#### [Task directions]
Determine the number of lines that have the string "JSON" in them, and give only that number.

>> start

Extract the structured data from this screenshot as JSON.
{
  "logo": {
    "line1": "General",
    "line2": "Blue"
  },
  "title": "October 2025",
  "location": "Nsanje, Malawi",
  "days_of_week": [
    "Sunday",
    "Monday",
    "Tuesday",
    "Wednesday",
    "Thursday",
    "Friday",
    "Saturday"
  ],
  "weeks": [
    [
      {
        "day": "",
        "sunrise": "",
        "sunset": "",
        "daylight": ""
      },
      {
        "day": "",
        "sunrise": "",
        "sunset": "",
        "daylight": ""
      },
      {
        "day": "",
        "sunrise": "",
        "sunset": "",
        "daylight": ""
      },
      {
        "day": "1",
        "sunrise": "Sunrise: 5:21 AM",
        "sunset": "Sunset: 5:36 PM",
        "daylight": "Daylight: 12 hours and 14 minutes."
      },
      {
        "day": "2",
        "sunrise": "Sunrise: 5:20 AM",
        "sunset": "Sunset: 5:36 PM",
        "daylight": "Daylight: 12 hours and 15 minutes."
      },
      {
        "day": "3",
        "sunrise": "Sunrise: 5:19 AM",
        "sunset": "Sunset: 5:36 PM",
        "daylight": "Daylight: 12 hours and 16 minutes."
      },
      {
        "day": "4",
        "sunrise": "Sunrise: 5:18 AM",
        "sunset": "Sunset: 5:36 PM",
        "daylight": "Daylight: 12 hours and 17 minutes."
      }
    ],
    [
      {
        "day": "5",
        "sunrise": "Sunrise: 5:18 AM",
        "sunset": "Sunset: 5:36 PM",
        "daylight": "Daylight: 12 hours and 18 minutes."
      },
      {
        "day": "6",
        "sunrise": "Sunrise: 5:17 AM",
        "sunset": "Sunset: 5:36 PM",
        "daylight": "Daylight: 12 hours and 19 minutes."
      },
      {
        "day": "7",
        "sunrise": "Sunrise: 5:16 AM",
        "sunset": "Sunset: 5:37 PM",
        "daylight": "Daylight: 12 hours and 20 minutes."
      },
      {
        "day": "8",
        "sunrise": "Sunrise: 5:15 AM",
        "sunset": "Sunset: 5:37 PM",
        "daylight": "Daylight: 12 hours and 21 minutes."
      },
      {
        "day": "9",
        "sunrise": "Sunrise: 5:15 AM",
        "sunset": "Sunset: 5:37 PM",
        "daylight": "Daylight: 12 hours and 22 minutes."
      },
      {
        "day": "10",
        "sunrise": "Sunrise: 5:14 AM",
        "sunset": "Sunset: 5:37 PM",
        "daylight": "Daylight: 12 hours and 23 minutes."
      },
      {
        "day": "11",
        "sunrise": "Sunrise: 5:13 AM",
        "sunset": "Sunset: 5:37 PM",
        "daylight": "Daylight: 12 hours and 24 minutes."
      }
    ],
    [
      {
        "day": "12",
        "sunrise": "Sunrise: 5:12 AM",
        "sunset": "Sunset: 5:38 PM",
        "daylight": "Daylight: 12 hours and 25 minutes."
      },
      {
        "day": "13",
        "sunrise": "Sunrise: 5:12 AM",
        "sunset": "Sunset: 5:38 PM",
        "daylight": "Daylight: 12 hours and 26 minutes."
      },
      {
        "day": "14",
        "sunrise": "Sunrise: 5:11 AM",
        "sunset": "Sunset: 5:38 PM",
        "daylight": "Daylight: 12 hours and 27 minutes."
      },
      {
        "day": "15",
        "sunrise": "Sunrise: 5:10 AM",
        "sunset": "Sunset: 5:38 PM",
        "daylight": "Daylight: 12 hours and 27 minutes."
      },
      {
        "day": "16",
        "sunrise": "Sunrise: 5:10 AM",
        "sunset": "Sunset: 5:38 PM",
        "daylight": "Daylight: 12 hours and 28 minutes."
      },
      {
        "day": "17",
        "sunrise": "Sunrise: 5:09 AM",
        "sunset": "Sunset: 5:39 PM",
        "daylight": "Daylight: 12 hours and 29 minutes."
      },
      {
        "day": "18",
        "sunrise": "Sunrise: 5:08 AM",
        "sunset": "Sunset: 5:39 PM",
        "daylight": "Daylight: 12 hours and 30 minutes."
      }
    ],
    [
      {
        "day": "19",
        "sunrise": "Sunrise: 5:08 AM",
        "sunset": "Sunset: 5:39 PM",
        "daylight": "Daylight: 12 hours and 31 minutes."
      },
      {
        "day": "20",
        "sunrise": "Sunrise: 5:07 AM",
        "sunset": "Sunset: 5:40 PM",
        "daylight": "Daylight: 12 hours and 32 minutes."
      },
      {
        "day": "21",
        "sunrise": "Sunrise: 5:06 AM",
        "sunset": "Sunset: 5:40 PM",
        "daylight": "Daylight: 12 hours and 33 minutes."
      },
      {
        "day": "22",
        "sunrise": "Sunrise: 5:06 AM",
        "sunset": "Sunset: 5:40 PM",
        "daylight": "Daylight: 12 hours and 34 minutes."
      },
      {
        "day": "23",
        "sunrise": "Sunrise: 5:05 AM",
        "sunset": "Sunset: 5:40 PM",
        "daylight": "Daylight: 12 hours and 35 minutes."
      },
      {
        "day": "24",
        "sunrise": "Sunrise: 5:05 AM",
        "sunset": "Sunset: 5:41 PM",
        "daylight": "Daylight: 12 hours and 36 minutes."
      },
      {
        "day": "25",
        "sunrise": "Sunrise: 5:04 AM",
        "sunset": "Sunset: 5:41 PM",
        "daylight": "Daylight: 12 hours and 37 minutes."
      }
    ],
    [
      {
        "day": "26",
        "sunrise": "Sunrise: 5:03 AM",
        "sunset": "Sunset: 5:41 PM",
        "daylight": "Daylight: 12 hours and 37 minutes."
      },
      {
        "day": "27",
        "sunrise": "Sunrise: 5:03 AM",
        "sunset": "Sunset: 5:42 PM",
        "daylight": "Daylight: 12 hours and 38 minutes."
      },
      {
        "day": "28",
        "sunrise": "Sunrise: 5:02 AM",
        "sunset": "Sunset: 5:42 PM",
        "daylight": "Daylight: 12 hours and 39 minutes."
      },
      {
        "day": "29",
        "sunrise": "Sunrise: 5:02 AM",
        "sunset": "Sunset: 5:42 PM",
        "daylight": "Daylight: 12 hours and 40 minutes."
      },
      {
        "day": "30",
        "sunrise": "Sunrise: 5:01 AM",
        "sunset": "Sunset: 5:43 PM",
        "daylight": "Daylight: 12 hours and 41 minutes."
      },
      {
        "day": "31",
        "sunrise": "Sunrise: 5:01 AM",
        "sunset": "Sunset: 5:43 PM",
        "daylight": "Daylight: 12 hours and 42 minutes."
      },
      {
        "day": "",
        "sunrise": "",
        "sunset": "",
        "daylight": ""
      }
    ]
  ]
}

>> end
>> start

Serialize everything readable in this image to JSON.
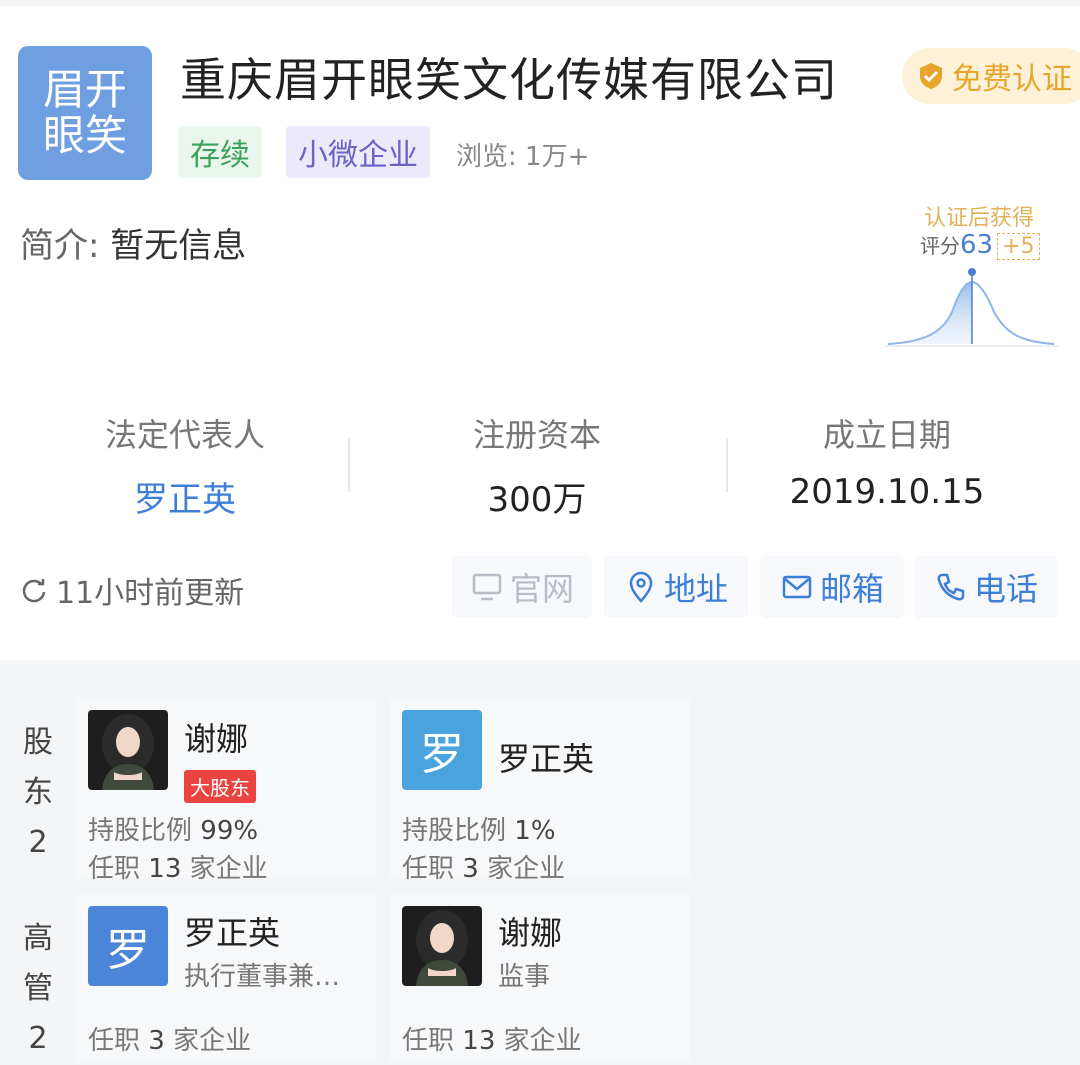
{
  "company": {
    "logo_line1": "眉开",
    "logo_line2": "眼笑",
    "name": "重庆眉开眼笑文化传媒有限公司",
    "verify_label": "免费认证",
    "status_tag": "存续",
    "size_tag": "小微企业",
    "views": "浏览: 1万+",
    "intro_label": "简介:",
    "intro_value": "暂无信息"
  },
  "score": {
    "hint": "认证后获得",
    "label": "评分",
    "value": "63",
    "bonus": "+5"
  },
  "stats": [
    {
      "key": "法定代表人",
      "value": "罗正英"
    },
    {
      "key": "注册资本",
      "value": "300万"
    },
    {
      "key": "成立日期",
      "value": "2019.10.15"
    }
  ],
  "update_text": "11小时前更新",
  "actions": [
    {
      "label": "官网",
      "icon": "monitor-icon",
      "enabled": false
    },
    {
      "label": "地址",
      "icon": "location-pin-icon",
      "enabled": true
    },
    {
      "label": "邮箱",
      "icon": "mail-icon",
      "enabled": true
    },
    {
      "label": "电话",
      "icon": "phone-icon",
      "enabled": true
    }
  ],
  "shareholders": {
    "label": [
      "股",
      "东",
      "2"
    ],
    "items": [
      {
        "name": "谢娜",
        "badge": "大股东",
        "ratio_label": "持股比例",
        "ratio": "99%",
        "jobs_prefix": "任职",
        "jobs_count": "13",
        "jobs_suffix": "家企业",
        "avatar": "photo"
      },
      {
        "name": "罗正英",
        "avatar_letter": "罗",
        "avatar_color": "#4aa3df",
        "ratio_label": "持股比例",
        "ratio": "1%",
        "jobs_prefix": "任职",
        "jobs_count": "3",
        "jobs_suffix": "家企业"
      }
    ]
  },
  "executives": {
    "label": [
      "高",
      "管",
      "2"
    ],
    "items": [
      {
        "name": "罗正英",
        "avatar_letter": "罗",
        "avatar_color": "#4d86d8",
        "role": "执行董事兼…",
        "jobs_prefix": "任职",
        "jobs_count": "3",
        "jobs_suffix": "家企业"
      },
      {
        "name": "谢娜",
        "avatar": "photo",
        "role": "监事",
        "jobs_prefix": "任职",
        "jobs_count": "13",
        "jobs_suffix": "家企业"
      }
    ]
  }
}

>> end

#### [Output of the exercise]
2